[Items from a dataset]
------------------------------------------------------------

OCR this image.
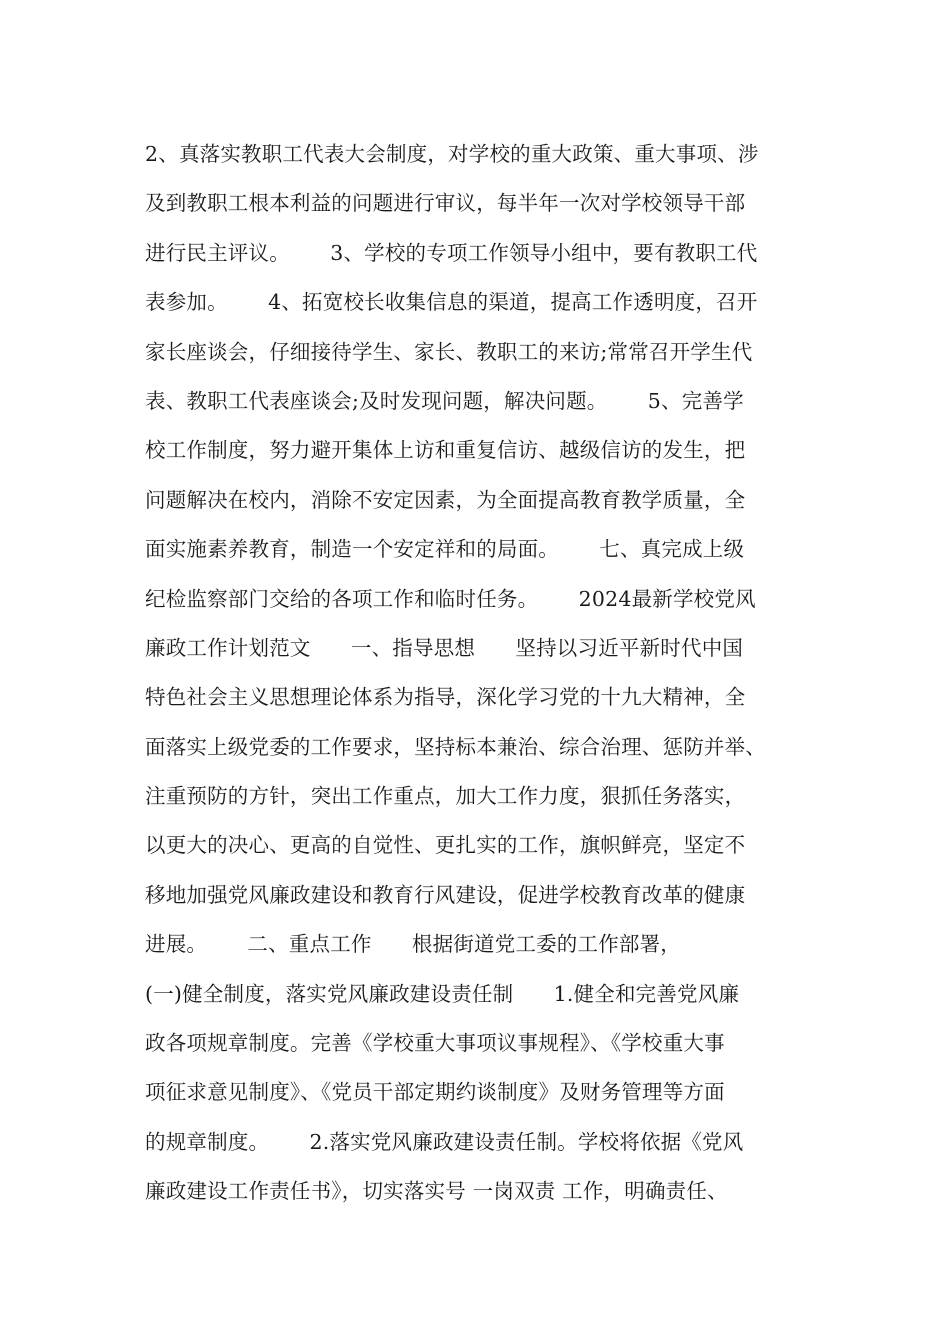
2、真落实教职工代表大会制度，对学校的重大政策、重大事项、涉
及到教职工根本利益的问题进行审议，每半年一次对学校领导干部
进行民主评议。      3、学校的专项工作领导小组中，要有教职工代
表参加。      4、拓宽校长收集信息的渠道，提高工作透明度，召开
家长座谈会，仔细接待学生、家长、教职工的来访;常常召开学生代
表、教职工代表座谈会;及时发现问题，解决问题。      5、完善学
校工作制度，努力避开集体上访和重复信访、越级信访的发生，把
问题解决在校内，消除不安定因素，为全面提高教育教学质量，全
面实施素养教育，制造一个安定祥和的局面。      七、真完成上级
纪检监察部门交给的各项工作和临时任务。      2024最新学校党风
廉政工作计划范文      一、指导思想      坚持以习近平新时代中国
特色社会主义思想理论体系为指导，深化学习党的十九大精神，全
面落实上级党委的工作要求，坚持标本兼治、综合治理、惩防并举、
注重预防的方针，突出工作重点，加大工作力度，狠抓任务落实，
以更大的决心、更高的自觉性、更扎实的工作，旗帜鲜亮，坚定不
移地加强党风廉政建设和教育行风建设，促进学校教育改革的健康
进展。      二、重点工作      根据街道党工委的工作部署，
(一)健全制度，落实党风廉政建设责任制      1.健全和完善党风廉
政各项规章制度。完善《学校重大事项议事规程》、《学校重大事
项征求意见制度》、《党员干部定期约谈制度》及财务管理等方面
的规章制度。      2.落实党风廉政建设责任制。学校将依据《党风
廉政建设工作责任书》，切实落实号 一岗双责 工作，明确责任、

------------------------------------------------------------

In the listing, find all lines with the string "落实党风廉政建设责任制" and copy them.

■ **Exercise result**
(一)健全制度，落实党风廉政建设责任制      1.健全和完善党风廉
的规章制度。      2.落实党风廉政建设责任制。学校将依据《党风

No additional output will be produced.